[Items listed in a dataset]
============

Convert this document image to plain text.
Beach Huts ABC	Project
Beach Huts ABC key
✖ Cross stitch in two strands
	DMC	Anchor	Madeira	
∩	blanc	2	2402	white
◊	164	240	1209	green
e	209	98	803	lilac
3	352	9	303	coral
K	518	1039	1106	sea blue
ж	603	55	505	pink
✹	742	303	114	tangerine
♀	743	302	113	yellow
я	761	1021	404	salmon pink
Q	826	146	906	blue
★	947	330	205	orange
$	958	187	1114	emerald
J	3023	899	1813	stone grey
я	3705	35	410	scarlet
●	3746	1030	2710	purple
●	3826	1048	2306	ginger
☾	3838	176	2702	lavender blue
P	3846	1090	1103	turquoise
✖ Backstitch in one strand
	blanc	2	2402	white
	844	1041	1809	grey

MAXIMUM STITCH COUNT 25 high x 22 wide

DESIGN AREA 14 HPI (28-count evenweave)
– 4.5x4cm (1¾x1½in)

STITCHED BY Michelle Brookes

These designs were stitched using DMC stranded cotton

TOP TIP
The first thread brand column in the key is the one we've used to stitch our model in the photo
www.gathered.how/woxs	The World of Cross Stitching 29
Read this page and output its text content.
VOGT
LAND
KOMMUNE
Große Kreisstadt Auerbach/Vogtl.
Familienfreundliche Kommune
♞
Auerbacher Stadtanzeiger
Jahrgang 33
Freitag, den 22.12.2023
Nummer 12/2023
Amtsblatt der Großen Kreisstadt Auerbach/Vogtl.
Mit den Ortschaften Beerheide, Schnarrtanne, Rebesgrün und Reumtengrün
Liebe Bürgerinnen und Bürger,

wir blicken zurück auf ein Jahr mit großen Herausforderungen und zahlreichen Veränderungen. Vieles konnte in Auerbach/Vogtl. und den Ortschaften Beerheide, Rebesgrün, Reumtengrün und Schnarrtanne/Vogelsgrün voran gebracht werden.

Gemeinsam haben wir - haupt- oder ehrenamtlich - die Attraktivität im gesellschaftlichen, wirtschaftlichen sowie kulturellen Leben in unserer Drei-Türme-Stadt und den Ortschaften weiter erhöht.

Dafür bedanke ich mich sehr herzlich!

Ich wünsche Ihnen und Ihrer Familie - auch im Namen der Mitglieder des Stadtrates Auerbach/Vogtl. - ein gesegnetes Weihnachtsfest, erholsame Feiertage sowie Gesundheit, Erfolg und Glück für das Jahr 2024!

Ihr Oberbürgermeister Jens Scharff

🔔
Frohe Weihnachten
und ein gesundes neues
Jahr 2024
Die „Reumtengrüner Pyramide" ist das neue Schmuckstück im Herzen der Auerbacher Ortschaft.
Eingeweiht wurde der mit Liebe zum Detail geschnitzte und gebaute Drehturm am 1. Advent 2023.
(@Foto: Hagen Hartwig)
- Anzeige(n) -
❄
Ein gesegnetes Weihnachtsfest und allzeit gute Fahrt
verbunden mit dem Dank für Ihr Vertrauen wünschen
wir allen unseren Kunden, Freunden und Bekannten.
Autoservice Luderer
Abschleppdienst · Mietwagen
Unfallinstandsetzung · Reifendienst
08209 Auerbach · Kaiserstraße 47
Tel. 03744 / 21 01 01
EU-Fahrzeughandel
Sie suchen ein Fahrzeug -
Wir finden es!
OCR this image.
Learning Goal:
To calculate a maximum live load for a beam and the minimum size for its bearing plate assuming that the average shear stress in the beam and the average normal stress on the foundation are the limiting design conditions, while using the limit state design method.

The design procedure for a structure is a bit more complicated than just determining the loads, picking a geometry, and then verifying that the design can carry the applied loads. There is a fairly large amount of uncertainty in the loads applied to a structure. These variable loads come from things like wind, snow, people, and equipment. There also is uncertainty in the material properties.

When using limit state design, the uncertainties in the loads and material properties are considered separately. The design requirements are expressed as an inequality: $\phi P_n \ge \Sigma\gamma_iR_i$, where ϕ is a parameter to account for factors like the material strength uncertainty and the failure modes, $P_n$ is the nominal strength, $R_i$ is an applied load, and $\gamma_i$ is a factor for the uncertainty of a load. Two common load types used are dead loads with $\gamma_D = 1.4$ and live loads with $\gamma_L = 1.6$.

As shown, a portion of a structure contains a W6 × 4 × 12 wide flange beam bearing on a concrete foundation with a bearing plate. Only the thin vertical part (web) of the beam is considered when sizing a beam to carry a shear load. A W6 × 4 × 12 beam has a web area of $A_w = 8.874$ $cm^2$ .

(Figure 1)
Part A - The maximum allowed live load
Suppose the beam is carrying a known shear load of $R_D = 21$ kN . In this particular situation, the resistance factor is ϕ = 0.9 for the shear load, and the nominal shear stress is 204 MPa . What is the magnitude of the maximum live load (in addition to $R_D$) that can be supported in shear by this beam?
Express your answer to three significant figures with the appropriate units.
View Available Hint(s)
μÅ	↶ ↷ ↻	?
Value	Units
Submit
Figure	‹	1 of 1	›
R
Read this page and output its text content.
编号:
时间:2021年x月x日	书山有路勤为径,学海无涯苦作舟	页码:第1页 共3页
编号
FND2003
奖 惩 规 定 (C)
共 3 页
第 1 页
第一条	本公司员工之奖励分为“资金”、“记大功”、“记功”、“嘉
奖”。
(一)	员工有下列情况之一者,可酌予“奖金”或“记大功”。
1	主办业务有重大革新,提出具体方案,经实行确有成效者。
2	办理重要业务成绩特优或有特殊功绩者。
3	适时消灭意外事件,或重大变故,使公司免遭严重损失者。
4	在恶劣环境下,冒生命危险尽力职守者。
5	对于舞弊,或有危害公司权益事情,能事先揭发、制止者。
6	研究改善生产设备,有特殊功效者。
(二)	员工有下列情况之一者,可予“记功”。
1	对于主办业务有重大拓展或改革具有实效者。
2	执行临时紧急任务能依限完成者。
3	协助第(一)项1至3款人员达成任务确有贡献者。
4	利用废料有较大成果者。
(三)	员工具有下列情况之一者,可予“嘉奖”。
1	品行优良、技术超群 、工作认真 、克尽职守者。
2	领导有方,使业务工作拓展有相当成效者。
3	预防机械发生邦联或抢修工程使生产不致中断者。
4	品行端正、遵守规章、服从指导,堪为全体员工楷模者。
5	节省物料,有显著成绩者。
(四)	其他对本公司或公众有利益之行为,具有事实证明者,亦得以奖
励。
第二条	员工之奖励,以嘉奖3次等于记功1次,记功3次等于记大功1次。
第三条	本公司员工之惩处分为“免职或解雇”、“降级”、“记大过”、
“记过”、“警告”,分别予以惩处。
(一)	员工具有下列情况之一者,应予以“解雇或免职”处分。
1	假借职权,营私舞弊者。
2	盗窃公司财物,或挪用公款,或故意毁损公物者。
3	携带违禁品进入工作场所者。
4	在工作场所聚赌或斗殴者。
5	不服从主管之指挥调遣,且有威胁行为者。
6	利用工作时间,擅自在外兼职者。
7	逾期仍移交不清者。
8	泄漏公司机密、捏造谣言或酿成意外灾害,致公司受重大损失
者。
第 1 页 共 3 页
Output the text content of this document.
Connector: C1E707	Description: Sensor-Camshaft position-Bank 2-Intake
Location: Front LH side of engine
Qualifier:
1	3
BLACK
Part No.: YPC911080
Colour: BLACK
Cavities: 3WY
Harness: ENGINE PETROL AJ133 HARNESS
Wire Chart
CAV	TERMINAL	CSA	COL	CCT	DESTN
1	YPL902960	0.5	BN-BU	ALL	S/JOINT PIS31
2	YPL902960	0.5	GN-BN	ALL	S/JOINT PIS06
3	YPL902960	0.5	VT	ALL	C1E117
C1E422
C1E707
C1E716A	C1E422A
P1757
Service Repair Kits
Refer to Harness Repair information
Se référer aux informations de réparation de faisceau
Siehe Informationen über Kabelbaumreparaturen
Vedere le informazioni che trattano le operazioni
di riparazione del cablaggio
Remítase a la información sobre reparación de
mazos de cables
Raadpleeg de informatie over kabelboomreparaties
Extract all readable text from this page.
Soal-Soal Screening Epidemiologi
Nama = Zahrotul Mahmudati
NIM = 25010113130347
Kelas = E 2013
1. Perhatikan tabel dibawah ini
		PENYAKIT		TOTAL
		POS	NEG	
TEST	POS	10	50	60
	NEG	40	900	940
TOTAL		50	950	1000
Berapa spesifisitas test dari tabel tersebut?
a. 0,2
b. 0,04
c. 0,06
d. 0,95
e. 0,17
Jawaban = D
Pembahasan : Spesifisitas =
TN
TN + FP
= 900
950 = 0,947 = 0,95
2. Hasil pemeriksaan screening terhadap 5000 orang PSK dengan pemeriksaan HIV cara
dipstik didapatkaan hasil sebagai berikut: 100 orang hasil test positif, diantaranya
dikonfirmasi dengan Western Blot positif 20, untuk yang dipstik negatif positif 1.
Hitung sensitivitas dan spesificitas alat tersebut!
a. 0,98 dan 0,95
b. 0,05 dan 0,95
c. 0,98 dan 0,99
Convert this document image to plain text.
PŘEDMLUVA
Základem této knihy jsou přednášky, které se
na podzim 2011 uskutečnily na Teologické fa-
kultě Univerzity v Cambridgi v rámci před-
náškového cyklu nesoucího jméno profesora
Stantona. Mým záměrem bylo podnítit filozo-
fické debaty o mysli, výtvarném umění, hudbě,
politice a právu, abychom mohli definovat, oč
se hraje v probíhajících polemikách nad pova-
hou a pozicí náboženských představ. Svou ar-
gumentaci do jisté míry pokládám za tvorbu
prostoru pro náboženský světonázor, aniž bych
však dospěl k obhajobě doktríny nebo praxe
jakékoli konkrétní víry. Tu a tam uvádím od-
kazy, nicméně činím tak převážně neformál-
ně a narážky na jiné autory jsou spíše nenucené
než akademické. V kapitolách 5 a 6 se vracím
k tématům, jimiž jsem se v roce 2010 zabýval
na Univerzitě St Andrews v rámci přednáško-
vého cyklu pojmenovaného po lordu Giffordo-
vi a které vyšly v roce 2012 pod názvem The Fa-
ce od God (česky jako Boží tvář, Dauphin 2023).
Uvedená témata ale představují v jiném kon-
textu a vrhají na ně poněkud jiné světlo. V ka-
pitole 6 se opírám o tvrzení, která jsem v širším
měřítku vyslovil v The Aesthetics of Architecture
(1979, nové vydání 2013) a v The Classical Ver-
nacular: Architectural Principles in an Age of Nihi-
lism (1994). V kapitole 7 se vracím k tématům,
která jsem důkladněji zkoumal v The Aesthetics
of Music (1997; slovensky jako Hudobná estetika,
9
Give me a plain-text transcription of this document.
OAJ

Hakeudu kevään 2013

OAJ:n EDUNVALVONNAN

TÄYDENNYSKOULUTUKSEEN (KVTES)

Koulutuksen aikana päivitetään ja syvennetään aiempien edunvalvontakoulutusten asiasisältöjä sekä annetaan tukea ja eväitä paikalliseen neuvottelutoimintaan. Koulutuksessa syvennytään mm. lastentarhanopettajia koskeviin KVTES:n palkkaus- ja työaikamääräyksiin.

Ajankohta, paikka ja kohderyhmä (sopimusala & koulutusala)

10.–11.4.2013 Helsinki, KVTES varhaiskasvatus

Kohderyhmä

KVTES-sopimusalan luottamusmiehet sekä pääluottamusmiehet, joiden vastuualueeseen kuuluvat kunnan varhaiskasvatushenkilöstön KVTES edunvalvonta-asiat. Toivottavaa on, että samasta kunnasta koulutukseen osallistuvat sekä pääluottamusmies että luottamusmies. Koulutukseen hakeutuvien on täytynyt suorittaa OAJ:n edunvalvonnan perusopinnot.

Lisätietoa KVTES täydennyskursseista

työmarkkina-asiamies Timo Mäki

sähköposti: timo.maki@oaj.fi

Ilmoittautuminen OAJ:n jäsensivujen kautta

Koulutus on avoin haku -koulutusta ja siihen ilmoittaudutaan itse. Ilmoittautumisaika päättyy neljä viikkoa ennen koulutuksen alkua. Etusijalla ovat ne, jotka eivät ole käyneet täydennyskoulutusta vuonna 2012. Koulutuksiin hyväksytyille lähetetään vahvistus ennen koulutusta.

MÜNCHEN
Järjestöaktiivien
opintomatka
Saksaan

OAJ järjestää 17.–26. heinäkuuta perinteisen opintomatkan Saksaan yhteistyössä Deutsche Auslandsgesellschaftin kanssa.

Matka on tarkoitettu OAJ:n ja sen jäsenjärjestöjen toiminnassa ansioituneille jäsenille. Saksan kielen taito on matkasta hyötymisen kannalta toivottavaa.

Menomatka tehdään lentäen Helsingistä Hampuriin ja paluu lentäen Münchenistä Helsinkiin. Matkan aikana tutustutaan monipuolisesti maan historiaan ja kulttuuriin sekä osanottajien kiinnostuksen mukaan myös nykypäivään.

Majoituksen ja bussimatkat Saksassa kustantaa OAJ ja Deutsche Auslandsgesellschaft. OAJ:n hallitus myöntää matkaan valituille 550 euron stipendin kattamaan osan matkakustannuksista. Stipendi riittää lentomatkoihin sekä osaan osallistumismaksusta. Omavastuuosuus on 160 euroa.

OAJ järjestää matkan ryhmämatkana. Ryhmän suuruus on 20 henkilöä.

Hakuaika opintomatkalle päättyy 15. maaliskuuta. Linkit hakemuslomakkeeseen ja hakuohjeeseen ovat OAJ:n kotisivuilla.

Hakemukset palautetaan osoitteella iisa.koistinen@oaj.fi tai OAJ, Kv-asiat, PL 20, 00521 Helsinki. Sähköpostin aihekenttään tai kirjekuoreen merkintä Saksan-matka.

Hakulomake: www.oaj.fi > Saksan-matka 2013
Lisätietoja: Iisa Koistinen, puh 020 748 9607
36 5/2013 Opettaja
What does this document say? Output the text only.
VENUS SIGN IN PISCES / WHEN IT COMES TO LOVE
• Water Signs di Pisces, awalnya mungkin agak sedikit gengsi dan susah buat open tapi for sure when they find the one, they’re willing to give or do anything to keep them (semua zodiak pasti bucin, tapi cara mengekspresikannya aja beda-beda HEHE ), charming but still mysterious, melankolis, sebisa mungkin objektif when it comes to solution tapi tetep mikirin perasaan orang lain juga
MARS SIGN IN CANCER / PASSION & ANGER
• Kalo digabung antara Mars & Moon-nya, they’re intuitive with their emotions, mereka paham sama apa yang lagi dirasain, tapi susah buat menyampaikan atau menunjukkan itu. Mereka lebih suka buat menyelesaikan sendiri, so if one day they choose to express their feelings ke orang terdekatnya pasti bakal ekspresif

============

• Work to do: Copy each line from the records above that includes the string "susah".

• Output for this exercise:
• Water Signs di Pisces, awalnya mungkin agak sedikit gengsi dan susah buat open tapi for sure when they find the one, they’re willing to give or do anything to keep them (semua zodiak pasti bucin, tapi cara mengekspresikannya aja beda-beda HEHE ), charming but still mysterious, melankolis, sebisa mungkin objektif when it comes to solution tapi tetep mikirin perasaan orang lain juga
• Kalo digabung antara Mars & Moon-nya, they’re intuitive with their emotions, mereka paham sama apa yang lagi dirasain, tapi susah buat menyampaikan atau menunjukkan itu. Mereka lebih suka buat menyelesaikan sendiri, so if one day they choose to express their feelings ke orang terdekatnya pasti bakal ekspresif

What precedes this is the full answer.